Track down the lines that contain "Online" and copy them.
◇ ◇ ◇ ◇ ◇
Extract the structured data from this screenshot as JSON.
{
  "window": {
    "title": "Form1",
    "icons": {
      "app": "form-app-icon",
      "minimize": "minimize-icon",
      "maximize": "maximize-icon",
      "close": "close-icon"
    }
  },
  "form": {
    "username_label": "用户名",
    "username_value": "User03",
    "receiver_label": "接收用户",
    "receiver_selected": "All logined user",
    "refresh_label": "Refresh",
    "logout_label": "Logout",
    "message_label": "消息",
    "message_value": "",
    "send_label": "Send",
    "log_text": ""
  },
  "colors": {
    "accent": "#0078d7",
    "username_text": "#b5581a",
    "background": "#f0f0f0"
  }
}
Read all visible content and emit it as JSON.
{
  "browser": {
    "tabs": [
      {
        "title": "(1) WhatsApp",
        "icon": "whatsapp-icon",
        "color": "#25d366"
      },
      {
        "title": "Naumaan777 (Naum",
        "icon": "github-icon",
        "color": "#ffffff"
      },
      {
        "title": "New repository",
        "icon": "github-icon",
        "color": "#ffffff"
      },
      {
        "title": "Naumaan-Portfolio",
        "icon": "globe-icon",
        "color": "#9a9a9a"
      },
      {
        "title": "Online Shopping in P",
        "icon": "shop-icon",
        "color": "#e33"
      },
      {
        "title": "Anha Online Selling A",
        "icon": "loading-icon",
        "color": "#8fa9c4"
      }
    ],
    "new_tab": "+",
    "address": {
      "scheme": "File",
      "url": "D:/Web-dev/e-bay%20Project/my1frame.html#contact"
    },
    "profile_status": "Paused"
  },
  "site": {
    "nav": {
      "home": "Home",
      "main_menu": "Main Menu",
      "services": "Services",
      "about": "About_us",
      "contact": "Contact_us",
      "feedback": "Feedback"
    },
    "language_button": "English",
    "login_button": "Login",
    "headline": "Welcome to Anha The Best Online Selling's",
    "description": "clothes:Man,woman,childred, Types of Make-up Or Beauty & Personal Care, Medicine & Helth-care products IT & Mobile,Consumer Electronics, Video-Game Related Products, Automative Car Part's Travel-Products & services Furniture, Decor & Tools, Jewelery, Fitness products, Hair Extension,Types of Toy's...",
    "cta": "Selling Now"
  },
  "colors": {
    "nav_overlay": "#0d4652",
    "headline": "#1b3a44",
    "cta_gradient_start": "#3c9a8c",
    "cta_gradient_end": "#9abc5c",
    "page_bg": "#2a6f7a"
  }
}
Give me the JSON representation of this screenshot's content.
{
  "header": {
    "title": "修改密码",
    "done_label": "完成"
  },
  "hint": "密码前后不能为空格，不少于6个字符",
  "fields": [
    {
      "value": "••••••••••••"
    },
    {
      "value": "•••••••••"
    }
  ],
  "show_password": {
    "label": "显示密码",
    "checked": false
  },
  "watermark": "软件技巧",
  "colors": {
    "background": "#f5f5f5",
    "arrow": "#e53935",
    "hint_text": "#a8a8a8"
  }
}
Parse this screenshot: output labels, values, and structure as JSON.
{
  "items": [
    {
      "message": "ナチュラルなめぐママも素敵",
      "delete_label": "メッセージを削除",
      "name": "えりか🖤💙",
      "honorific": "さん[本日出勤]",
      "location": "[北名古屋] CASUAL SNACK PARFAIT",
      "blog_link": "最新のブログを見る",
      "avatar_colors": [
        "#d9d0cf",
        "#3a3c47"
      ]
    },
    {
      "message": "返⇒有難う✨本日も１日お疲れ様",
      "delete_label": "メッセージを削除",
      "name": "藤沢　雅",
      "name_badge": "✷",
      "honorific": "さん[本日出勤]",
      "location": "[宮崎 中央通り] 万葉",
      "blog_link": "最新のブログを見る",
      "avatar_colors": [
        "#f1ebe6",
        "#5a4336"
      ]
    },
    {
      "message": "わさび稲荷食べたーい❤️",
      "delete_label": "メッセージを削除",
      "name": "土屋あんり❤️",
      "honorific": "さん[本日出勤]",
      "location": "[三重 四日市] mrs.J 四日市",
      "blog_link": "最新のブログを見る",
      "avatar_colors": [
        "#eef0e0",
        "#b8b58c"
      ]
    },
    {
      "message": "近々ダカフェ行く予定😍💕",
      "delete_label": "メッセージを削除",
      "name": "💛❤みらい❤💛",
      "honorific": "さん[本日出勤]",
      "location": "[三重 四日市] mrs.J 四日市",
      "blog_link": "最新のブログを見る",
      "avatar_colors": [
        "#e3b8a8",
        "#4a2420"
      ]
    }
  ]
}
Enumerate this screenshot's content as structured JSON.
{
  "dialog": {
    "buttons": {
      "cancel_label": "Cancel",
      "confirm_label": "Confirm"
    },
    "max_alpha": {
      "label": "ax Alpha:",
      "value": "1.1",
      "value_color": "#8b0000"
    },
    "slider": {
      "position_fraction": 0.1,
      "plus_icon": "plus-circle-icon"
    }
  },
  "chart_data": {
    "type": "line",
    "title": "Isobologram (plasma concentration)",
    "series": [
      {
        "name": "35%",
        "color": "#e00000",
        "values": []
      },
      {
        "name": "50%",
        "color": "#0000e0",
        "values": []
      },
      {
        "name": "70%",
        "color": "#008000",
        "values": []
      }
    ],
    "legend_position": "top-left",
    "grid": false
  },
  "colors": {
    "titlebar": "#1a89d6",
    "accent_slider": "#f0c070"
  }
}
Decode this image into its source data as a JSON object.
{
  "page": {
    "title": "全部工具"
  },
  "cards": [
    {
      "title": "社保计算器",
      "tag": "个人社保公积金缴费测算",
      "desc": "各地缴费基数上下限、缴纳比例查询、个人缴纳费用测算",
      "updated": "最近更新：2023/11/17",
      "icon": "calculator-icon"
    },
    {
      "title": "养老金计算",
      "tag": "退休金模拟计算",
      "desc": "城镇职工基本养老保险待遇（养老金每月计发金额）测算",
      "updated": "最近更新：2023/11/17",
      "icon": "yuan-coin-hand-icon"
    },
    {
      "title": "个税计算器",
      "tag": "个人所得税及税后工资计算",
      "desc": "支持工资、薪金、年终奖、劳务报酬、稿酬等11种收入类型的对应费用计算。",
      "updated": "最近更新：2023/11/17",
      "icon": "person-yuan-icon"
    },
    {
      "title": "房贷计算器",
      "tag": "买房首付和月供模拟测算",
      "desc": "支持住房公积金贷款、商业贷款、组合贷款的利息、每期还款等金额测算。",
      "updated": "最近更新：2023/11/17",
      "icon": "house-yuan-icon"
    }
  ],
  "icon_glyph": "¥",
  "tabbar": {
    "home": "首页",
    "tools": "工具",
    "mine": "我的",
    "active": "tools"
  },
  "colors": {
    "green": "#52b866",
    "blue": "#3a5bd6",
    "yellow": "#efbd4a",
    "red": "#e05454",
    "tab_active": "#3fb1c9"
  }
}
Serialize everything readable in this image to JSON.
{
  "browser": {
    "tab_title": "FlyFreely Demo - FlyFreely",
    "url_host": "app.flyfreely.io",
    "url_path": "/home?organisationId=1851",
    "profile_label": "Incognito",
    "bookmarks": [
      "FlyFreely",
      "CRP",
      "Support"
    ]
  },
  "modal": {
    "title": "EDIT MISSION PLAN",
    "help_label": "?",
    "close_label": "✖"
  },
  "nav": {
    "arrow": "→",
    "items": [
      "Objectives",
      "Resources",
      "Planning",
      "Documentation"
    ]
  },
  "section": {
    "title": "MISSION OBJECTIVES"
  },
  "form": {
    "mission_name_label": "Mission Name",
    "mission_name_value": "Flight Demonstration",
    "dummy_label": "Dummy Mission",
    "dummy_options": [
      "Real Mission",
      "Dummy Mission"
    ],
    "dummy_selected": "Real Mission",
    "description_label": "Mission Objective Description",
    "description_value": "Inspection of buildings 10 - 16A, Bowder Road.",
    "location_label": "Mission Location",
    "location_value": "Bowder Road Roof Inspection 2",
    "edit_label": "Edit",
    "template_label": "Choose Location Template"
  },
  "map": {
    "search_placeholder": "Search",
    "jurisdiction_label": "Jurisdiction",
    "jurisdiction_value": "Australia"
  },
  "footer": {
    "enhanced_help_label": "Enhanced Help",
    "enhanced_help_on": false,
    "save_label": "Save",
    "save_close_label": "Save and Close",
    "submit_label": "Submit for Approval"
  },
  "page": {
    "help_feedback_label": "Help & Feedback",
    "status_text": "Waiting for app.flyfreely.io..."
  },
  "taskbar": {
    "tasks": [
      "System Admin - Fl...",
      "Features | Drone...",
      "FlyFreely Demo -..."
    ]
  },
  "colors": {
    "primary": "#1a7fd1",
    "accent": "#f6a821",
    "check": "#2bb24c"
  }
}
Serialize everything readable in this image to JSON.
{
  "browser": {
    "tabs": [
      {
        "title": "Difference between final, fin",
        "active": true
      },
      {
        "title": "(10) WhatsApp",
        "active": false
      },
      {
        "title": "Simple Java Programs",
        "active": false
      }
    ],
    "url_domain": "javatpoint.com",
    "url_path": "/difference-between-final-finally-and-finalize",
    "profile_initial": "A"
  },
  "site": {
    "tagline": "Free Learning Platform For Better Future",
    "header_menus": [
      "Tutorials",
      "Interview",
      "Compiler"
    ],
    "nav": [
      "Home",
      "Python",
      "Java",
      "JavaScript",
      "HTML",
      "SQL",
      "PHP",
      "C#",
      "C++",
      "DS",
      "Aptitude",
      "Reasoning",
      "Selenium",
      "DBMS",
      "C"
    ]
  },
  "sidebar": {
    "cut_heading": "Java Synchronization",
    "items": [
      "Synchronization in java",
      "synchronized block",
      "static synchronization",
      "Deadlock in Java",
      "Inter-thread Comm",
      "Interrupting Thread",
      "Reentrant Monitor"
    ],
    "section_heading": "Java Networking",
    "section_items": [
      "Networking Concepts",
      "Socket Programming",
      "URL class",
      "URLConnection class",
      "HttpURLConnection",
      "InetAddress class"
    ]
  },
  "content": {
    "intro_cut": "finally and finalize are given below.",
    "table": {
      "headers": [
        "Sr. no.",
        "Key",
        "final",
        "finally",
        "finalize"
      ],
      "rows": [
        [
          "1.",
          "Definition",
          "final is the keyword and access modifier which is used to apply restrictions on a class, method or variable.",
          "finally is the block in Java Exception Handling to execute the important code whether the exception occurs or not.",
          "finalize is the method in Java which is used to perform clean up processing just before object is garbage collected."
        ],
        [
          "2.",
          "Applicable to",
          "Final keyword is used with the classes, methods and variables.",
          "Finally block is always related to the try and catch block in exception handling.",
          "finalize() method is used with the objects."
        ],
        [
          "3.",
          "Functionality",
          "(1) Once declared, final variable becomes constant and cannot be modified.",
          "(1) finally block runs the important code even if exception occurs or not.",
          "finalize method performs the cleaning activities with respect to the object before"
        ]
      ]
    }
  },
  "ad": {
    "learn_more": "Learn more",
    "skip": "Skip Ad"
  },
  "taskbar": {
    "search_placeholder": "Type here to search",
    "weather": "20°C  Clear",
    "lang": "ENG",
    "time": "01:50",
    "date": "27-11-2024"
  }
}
◇ ◇ ◇ ◇ ◇
→ **Full output**:
        "title": "Online Shopping in P",
        "title": "Anha Online Selling A",
    "headline": "Welcome to Anha The Best Online Selling's",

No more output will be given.